Nawab Salahuddin Ahmed Abbasi () is a Member of Parliament in Pakistan. He is also the grandson of Sadeq Mohammad Khan V, who was the last ruling Nawab of the Princely State Bahawalpur. He has been elected five times as Member of National Assembly from the city Ahmadpur East. He is also the Chief of Bahawalpur National Awami Party (BNAP) which is allied with Imran Khan's Pakistan Tehreek-i-Insaf. Nawab Salahuddin Abbasi is also a strong campaigner of restoration of Bahawalpur province and an influential personality of South Punjab.

Short exercise a:
Write out the passage about Nawab Salahuddin Ahmed Abbasi from "Nawab Salahuddin Ahmed" to "of South Punjab.".

Given information:
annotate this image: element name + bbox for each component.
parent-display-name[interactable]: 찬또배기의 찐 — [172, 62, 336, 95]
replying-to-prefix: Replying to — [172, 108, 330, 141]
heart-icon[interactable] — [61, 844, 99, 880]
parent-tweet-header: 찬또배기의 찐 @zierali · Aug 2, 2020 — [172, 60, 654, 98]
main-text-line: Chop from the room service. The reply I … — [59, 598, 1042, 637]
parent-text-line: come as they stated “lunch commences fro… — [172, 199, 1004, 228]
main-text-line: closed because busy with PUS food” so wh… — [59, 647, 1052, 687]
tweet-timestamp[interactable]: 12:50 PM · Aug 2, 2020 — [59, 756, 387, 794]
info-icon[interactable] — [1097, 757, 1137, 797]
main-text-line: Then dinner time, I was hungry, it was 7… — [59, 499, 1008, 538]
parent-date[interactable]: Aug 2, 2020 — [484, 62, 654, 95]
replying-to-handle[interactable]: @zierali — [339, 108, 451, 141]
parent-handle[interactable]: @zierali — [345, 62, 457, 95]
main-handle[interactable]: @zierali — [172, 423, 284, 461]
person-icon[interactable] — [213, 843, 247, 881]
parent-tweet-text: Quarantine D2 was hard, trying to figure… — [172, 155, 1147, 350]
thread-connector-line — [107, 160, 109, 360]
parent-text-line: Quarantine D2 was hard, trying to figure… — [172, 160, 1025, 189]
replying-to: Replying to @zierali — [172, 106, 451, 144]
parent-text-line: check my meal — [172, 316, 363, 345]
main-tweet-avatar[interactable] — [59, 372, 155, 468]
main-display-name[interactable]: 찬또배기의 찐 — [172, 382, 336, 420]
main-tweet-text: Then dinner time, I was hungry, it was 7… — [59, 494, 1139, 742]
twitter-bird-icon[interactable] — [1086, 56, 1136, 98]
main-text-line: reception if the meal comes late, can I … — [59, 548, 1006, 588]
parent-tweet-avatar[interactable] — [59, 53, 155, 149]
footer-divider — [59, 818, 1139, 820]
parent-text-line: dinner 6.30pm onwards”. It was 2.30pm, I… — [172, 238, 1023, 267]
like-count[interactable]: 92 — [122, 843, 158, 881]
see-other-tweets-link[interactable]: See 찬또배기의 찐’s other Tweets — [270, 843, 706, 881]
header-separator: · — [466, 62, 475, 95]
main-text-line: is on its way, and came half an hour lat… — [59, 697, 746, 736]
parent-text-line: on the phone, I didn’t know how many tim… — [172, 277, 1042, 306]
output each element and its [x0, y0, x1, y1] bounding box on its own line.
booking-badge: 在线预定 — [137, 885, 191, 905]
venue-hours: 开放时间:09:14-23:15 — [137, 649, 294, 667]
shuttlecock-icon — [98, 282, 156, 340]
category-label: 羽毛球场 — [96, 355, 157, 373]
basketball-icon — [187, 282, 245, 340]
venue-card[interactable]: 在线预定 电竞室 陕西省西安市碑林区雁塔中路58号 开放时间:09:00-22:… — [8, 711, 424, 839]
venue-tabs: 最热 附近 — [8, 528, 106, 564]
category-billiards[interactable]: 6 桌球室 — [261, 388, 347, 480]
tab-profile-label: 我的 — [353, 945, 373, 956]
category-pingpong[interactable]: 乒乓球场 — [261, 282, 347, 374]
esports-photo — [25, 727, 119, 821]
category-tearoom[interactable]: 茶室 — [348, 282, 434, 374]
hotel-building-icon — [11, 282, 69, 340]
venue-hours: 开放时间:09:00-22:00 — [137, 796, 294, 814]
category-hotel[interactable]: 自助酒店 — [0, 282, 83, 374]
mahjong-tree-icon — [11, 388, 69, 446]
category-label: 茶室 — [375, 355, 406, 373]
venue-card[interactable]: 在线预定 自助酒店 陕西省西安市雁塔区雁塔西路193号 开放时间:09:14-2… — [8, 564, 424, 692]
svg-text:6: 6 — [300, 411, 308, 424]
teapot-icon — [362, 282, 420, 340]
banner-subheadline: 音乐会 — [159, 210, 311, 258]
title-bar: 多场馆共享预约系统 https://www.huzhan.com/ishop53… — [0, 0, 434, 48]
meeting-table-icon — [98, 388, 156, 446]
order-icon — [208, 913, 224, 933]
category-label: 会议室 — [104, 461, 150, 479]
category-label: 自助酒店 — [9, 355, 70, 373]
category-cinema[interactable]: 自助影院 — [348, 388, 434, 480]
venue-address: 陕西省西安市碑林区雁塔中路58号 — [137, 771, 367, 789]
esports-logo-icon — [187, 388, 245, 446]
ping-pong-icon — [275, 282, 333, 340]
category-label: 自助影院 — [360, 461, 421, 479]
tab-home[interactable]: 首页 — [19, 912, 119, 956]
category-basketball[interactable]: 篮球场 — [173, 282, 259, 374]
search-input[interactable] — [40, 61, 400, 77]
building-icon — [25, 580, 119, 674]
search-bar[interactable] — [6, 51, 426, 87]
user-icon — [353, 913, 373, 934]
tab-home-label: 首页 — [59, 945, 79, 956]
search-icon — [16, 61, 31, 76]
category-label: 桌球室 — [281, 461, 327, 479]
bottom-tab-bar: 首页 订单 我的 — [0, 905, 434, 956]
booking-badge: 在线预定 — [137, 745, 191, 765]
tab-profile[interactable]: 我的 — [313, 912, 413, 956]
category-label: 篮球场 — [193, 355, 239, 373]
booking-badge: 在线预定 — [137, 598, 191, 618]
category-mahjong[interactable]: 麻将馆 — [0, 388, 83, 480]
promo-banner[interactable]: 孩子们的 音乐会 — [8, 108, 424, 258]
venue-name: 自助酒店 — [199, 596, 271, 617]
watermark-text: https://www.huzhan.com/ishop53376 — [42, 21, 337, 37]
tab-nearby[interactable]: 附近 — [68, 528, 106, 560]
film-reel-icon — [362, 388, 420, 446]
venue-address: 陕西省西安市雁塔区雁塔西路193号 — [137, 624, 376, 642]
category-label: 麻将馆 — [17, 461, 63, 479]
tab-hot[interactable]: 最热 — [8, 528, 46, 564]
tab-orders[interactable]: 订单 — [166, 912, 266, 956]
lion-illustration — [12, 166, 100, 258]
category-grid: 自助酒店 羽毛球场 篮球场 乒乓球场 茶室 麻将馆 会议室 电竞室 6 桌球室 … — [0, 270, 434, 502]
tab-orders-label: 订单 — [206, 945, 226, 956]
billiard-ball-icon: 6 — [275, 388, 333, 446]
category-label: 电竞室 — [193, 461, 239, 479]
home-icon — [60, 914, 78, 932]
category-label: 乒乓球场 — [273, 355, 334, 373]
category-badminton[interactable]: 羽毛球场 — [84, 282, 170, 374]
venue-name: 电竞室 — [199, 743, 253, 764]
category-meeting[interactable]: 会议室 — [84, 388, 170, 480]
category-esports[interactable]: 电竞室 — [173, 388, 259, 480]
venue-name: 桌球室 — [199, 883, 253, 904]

Short exercise b:
Update the rows from the first line to the line with "main-handle[interactable]: @zierali —", changing "main-text-line" to "body-text-line" and leaving everything else the same. Return only those rows.

Correct output a:
Nawab Salahuddin Ahmed Abbasi () is a Member of Parliament in Pakistan. He is also the grandson of Sadeq Mohammad Khan V, who was the last ruling Nawab of the Princely State Bahawalpur. He has been elected five times as Member of National Assembly from the city Ahmadpur East. He is also the Chief of Bahawalpur National Awami Party (BNAP) which is allied with Imran Khan's Pakistan Tehreek-i-Insaf. Nawab Salahuddin Abbasi is also a strong campaigner of restoration of Bahawalpur province and an influential personality of South Punjab.

Correct output b:
annotate this image: element name + bbox for each component.
parent-display-name[interactable]: 찬또배기의 찐 — [172, 62, 336, 95]
replying-to-prefix: Replying to — [172, 108, 330, 141]
heart-icon[interactable] — [61, 844, 99, 880]
parent-tweet-header: 찬또배기의 찐 @zierali · Aug 2, 2020 — [172, 60, 654, 98]
body-text-line: Chop from the room service. The reply I … — [59, 598, 1042, 637]
parent-text-line: come as they stated “lunch commences fro… — [172, 199, 1004, 228]
body-text-line: closed because busy with PUS food” so wh… — [59, 647, 1052, 687]
tweet-timestamp[interactable]: 12:50 PM · Aug 2, 2020 — [59, 756, 387, 794]
info-icon[interactable] — [1097, 757, 1137, 797]
body-text-line: Then dinner time, I was hungry, it was 7… — [59, 499, 1008, 538]
parent-date[interactable]: Aug 2, 2020 — [484, 62, 654, 95]
replying-to-handle[interactable]: @zierali — [339, 108, 451, 141]
parent-handle[interactable]: @zierali — [345, 62, 457, 95]
main-handle[interactable]: @zierali — [172, 423, 284, 461]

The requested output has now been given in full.